Copy each line of the material below that includes the string "Path".

*** RECORDS SHOWN

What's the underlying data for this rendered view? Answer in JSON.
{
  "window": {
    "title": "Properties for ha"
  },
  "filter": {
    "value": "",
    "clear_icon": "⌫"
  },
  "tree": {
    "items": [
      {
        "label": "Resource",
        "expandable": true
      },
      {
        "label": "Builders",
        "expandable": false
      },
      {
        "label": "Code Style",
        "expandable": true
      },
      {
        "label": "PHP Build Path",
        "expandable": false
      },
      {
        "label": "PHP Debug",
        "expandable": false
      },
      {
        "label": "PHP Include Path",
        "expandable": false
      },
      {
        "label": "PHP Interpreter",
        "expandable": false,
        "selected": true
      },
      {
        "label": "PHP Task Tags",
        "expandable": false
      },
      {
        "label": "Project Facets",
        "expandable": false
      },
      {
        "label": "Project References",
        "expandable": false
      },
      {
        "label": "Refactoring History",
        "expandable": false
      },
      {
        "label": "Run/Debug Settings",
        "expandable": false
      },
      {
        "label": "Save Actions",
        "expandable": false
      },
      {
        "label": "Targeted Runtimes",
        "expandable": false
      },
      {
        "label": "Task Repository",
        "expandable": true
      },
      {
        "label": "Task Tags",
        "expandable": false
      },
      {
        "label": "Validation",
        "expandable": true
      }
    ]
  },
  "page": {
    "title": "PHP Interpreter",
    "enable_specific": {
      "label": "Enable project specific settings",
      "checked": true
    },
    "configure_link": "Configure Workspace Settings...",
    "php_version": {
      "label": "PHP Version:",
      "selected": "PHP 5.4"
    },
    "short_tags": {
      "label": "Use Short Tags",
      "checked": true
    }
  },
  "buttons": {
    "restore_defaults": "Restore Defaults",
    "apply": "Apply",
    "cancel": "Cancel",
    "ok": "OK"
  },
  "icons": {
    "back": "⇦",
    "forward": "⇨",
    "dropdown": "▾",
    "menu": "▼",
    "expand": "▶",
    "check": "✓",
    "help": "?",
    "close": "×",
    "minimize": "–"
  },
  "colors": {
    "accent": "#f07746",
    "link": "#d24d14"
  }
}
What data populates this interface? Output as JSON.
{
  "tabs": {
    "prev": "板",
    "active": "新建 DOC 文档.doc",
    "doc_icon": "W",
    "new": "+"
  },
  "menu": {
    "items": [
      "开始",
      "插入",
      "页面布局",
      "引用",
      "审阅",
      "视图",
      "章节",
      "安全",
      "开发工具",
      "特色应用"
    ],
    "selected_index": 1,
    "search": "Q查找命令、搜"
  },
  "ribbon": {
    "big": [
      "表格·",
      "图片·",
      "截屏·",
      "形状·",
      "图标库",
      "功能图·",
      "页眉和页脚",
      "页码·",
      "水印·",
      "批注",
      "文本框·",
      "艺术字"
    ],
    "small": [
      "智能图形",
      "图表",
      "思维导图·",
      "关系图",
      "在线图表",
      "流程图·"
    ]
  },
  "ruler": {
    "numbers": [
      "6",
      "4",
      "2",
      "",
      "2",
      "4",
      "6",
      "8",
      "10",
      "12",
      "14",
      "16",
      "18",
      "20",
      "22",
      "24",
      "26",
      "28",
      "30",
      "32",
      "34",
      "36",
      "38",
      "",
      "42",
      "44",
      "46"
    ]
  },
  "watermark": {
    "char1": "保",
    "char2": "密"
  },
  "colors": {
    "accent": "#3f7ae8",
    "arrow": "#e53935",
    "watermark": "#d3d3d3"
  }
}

******

FINAL RESULT —
        "label": "PHP Build Path",
        "label": "PHP Include Path",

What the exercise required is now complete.